#### Instructions to follow
Tally the lines that contain "style" and report the total alone.
— start Records for this exercise —
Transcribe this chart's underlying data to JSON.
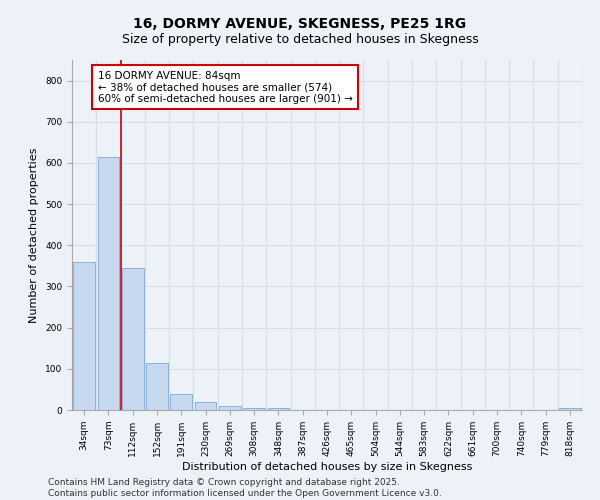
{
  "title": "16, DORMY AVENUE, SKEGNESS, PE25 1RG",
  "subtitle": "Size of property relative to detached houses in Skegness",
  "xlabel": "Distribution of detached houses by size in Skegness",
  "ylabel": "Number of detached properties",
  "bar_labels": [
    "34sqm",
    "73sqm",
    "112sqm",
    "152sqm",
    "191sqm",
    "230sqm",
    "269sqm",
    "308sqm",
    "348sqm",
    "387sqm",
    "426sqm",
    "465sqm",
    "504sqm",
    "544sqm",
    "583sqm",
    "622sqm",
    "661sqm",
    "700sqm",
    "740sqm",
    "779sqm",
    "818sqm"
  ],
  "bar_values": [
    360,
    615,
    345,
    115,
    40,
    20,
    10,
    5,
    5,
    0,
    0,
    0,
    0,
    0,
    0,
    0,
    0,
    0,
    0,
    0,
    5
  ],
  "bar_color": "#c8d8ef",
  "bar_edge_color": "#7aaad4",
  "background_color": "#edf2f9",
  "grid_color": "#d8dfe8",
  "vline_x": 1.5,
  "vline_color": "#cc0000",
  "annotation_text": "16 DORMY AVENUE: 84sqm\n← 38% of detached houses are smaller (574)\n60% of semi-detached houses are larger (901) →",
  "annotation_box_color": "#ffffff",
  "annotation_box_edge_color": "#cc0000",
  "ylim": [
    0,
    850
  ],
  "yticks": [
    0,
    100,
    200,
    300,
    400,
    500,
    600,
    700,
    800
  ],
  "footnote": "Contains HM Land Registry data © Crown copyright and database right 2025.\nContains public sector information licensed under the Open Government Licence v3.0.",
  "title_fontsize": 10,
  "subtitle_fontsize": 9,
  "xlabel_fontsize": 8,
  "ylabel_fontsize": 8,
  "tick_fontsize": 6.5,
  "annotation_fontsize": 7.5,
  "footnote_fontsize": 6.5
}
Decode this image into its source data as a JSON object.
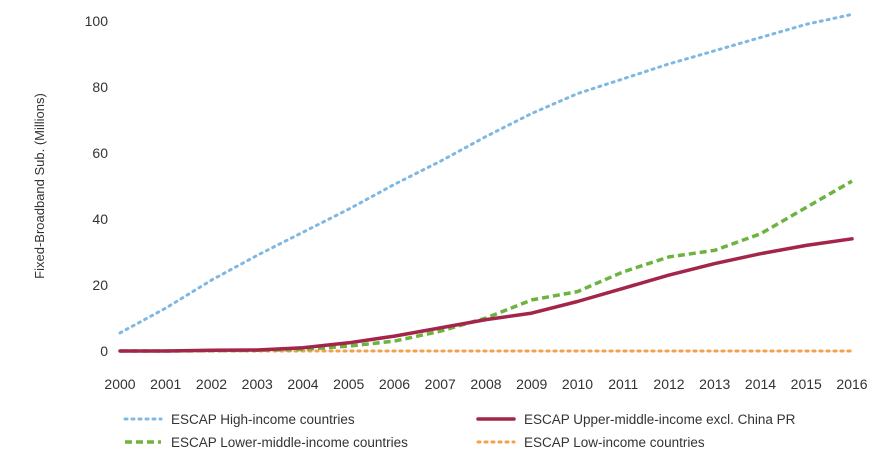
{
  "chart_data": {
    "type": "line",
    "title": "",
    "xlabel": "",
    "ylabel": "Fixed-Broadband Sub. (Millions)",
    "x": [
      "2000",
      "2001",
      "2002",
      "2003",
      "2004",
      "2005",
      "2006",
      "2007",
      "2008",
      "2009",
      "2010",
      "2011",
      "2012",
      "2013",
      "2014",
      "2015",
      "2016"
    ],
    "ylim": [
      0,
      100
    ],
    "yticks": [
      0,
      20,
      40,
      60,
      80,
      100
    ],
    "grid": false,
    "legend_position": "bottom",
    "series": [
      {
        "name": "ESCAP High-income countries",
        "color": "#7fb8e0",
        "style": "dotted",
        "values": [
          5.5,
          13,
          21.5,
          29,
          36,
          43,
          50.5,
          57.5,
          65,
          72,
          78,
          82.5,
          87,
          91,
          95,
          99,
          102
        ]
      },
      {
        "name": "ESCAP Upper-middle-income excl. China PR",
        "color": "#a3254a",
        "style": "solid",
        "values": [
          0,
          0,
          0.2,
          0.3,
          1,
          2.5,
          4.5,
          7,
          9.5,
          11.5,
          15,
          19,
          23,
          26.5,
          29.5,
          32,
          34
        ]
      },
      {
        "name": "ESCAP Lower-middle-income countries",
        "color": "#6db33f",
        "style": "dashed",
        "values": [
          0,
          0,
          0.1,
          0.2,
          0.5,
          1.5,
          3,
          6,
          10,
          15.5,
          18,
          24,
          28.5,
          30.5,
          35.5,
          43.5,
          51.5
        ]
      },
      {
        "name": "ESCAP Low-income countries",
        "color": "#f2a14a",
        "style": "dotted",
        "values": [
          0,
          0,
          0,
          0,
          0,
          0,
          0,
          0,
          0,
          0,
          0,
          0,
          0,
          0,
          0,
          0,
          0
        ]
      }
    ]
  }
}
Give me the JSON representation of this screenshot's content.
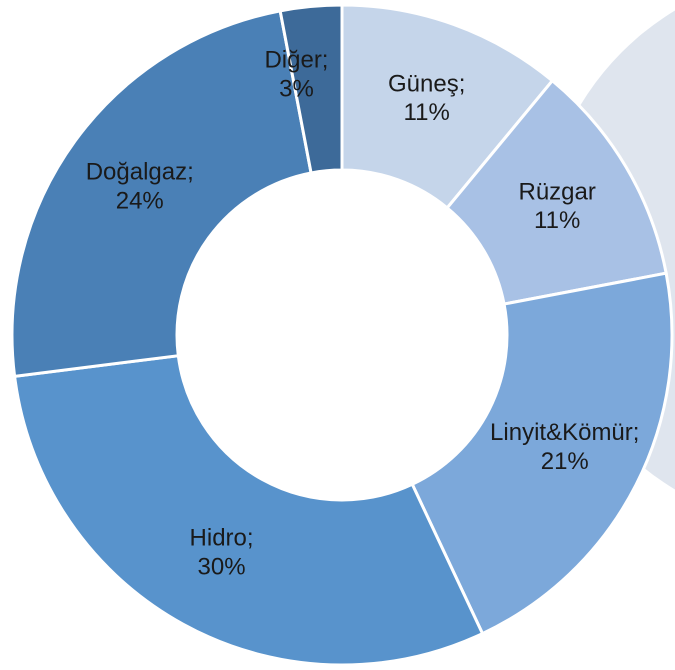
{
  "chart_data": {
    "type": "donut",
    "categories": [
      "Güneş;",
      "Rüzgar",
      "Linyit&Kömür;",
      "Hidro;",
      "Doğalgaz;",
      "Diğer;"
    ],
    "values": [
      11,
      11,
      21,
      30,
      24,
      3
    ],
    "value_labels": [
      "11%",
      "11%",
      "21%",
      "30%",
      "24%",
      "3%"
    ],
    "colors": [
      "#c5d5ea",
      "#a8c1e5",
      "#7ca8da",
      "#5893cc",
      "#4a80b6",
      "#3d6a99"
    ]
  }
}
— end Records for this exercise —
#### Output for this task
4